Given instruction:
Pick out each line with the word "name" from the material that follows.

══════════

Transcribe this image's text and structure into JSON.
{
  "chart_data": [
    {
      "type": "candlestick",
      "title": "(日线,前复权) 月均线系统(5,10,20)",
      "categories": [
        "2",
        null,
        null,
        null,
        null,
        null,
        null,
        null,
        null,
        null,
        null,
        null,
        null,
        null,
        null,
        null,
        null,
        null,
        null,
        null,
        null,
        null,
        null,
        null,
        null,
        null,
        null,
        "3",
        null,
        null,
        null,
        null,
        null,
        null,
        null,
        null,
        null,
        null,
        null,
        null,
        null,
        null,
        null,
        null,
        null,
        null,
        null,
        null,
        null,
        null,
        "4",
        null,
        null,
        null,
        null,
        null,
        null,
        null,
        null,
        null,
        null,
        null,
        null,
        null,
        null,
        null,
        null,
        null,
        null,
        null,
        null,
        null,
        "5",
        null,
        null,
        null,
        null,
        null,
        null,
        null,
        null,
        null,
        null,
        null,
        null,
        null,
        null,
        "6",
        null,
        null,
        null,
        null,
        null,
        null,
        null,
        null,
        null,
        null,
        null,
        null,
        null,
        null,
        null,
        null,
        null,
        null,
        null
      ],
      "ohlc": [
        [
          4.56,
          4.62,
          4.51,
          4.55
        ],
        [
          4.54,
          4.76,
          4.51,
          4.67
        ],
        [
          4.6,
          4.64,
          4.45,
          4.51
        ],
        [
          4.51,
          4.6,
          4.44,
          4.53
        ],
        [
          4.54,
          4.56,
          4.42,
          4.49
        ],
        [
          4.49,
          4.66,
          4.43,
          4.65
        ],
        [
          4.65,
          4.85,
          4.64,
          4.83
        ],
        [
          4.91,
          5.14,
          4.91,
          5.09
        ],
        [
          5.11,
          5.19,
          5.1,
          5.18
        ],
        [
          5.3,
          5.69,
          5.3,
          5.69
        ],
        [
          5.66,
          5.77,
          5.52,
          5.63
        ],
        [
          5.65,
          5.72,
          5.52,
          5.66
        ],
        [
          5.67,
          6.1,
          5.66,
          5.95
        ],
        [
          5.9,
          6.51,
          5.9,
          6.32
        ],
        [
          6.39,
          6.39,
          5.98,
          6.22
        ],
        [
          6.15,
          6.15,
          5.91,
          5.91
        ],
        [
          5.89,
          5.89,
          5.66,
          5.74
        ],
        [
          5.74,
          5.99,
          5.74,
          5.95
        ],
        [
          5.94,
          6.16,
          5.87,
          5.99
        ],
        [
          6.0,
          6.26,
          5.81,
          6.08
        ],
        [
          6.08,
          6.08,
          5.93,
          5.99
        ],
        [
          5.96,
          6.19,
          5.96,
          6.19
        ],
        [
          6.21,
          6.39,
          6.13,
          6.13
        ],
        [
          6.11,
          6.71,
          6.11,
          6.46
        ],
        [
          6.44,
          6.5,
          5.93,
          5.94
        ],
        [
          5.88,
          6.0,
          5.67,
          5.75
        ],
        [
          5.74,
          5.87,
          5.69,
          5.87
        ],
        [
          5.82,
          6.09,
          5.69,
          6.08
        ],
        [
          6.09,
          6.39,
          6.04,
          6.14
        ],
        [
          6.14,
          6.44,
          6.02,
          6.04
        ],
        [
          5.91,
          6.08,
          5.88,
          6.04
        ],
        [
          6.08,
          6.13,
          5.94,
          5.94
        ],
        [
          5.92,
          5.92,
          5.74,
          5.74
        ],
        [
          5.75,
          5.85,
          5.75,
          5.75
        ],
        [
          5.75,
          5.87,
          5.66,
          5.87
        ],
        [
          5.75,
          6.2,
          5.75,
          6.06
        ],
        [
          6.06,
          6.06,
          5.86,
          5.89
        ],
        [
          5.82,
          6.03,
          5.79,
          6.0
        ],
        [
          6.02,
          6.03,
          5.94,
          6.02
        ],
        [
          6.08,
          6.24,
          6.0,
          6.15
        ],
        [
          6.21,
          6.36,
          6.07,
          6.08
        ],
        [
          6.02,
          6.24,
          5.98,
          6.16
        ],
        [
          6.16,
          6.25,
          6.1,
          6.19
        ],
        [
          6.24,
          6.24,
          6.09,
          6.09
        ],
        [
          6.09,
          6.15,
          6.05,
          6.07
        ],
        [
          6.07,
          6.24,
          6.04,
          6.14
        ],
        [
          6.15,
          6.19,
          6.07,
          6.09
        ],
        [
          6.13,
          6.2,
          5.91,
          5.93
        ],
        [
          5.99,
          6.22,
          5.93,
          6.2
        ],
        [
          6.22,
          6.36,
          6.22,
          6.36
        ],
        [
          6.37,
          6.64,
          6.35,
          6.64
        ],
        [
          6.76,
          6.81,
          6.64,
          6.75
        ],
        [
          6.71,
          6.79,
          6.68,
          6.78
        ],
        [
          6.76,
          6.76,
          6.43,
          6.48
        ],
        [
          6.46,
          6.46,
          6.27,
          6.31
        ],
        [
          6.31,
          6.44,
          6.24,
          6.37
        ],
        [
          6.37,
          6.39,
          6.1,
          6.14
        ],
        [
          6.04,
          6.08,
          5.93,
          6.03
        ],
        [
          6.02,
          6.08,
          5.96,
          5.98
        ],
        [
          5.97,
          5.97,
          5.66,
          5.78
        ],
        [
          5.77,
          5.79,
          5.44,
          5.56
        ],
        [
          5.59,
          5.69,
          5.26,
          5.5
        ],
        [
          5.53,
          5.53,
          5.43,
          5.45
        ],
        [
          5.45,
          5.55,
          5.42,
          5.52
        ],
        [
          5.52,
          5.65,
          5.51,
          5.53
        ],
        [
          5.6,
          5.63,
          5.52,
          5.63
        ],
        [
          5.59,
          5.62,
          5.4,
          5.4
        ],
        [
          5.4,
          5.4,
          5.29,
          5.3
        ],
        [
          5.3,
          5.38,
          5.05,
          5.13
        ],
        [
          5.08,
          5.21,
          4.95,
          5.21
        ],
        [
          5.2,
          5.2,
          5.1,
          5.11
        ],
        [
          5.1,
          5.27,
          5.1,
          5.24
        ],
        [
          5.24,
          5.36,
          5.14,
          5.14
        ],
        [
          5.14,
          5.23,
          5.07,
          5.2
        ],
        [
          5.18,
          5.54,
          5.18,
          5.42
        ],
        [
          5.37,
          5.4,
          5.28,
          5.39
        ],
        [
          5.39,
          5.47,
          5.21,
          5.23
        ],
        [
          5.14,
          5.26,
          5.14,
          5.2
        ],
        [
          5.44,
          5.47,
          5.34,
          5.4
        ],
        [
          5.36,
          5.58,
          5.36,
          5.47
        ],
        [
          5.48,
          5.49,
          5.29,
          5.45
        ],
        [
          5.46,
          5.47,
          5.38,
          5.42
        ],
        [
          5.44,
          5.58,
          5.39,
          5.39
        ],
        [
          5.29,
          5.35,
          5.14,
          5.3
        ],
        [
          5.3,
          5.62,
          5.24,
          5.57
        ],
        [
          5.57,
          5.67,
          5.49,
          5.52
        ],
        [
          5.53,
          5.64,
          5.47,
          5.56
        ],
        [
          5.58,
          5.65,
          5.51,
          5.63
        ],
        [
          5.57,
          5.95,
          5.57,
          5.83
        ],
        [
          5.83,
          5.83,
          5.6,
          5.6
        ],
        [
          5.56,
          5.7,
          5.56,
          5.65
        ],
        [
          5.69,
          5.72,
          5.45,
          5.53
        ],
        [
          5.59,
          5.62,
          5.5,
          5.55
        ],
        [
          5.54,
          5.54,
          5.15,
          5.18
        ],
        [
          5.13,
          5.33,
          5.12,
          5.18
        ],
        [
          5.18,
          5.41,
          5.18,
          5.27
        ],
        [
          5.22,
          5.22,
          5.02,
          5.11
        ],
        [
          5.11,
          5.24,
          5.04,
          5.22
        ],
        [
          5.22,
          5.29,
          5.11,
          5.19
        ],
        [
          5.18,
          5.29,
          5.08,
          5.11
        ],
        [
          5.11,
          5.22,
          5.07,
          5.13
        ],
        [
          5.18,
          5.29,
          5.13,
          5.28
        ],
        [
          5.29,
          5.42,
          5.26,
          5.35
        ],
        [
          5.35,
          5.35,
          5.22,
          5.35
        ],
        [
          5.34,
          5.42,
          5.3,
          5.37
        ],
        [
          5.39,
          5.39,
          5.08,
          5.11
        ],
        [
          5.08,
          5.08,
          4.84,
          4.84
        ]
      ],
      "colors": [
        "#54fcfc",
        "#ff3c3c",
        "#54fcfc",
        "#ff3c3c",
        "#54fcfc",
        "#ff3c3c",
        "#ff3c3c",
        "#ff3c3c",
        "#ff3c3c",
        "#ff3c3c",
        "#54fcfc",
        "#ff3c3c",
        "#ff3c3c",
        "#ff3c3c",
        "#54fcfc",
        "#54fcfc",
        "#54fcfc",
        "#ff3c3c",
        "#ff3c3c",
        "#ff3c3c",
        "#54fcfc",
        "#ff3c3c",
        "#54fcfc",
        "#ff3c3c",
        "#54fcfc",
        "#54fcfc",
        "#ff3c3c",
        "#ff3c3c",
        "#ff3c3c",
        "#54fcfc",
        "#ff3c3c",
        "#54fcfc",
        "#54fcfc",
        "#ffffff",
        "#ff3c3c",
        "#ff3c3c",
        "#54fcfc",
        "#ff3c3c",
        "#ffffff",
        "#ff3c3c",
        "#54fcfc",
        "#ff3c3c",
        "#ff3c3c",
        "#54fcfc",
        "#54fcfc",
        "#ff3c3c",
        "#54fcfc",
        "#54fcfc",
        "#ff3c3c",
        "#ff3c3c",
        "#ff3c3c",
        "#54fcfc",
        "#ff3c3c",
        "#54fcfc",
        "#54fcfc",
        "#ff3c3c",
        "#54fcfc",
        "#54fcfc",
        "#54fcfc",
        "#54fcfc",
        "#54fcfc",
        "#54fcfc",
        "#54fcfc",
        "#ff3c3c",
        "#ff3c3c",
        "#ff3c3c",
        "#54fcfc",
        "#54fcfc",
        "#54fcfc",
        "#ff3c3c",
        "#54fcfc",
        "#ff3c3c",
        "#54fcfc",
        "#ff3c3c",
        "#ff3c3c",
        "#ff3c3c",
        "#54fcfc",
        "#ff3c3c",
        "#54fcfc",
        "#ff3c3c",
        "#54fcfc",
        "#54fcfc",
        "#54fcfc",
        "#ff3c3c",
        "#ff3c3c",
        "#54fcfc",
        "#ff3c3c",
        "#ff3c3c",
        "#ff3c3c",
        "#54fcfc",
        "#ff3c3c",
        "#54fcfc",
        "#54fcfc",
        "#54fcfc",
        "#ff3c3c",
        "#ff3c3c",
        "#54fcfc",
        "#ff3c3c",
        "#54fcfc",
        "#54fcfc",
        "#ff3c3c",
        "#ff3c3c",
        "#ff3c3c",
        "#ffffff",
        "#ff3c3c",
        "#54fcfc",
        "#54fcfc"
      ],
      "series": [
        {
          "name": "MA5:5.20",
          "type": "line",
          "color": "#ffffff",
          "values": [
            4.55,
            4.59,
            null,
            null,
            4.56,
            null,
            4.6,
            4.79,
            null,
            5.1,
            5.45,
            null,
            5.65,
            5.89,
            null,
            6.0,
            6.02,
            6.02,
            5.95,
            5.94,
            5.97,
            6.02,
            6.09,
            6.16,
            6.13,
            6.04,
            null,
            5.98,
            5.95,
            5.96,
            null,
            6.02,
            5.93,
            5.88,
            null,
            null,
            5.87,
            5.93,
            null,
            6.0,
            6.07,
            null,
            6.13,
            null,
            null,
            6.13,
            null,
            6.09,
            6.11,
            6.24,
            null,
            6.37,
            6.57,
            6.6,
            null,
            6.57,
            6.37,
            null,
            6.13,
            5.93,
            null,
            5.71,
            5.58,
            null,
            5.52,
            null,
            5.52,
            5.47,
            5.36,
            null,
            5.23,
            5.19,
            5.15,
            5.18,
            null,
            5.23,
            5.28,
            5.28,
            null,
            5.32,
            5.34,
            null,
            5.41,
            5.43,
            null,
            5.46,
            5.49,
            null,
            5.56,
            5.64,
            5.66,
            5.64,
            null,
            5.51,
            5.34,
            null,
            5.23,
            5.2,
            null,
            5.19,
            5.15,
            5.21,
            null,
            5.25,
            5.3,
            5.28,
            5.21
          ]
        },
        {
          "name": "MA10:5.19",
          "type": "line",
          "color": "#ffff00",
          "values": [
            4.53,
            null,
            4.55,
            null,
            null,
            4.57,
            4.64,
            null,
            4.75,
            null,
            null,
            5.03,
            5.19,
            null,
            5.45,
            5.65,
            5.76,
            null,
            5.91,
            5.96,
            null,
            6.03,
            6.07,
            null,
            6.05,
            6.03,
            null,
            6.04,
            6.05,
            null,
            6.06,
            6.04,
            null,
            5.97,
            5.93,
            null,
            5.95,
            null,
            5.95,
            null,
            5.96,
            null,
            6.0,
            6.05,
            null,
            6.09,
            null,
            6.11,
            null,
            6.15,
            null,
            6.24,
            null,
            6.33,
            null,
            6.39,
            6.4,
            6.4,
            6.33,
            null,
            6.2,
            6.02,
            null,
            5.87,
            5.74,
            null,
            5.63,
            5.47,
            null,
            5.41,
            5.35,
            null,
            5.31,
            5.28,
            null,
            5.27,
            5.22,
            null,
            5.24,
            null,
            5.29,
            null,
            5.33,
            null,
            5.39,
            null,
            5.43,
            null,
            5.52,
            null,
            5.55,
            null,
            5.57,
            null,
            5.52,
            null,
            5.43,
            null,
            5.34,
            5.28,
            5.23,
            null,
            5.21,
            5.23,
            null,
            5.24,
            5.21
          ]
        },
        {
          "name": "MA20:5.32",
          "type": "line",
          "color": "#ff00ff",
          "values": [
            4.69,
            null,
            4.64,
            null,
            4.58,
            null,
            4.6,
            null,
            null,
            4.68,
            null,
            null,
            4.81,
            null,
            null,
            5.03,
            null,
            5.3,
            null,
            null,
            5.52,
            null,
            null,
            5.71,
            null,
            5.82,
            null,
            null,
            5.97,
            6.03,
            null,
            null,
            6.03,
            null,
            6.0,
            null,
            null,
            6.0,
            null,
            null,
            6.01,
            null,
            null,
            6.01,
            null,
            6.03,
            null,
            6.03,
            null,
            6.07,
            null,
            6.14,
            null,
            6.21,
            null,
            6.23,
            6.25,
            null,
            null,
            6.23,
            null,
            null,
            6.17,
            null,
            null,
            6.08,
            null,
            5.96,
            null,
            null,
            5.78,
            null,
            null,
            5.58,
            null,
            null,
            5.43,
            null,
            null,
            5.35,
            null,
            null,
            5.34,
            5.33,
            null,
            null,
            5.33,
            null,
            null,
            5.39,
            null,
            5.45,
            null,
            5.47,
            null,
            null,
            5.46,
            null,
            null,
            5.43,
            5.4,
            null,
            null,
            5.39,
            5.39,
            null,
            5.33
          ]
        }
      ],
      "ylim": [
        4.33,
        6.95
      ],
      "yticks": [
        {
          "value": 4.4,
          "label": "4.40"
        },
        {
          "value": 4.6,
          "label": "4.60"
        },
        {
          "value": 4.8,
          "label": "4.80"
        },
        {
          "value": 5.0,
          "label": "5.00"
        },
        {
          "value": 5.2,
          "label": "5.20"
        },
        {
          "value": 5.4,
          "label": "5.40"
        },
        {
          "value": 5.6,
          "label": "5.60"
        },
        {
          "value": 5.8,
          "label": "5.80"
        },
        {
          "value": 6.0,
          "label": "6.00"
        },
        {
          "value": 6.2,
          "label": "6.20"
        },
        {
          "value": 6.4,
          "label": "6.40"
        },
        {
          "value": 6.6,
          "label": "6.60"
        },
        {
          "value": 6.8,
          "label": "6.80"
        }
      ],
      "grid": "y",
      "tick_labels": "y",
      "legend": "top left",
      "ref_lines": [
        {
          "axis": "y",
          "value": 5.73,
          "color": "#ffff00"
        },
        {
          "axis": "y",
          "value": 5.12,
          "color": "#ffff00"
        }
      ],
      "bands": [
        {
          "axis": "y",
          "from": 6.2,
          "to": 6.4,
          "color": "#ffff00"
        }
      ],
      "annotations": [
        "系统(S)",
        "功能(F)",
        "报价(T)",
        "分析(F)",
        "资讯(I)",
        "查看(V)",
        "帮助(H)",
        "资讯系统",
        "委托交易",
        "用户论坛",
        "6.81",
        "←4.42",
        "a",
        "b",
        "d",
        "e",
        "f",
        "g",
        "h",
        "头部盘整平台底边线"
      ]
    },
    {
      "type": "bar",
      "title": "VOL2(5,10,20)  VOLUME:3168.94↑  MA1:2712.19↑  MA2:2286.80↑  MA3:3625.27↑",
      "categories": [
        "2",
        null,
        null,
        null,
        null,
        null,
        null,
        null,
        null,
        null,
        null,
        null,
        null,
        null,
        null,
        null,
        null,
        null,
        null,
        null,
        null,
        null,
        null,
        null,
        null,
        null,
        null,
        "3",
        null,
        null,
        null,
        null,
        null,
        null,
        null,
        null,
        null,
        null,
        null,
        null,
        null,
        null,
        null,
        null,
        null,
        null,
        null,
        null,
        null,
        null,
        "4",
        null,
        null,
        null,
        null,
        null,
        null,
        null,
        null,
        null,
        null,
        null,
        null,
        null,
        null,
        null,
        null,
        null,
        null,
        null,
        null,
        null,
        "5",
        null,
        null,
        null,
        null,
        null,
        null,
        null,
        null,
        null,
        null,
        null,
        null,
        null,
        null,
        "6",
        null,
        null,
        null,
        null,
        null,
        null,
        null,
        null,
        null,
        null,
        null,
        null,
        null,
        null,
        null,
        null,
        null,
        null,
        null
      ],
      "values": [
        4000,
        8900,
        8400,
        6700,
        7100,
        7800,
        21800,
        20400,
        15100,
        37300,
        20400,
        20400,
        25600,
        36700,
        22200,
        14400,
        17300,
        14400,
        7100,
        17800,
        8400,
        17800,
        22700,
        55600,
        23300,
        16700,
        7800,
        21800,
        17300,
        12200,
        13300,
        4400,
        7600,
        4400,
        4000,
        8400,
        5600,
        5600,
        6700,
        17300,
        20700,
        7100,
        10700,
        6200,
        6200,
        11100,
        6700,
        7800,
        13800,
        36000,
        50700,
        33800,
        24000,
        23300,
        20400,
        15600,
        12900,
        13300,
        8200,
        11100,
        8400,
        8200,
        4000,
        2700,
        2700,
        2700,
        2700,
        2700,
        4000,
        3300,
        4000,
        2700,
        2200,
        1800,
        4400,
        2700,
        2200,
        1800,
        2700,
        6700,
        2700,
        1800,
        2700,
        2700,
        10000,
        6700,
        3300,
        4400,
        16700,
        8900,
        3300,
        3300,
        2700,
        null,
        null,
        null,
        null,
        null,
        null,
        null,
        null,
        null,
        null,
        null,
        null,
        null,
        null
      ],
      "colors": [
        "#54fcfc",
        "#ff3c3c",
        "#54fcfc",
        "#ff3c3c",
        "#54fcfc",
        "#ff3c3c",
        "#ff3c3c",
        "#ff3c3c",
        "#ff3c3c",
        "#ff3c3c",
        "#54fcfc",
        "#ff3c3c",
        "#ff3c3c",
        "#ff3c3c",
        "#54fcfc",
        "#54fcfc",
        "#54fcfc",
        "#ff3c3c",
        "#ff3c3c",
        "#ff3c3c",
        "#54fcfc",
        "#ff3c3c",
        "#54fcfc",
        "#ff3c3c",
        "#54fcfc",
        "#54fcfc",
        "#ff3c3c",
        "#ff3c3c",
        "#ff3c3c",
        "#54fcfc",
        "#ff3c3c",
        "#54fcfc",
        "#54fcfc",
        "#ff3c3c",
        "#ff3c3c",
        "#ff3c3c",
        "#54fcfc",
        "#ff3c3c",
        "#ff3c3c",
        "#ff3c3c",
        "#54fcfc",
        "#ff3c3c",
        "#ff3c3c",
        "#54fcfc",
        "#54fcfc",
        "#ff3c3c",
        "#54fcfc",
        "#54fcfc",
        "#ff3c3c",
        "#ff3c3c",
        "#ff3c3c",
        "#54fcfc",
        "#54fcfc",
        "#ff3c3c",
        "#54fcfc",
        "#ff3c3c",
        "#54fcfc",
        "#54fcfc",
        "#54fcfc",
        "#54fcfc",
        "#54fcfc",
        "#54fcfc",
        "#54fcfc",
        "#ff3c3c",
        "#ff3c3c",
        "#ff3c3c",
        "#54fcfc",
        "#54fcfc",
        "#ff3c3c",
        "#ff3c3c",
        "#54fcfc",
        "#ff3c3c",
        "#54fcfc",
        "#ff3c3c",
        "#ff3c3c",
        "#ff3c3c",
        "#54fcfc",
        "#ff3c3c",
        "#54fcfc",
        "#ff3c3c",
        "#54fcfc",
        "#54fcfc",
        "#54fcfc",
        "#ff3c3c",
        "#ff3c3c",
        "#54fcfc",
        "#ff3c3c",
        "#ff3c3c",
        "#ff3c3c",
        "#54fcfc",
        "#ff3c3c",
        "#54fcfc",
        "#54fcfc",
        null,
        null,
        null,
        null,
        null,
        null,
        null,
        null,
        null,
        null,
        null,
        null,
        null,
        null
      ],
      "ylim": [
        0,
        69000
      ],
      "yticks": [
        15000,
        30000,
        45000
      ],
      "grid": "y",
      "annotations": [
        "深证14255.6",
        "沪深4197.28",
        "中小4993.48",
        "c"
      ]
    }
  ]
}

══════════

Solution for this problem:
          "name": "MA5:5.20",
          "name": "MA10:5.19",
          "name": "MA20:5.32",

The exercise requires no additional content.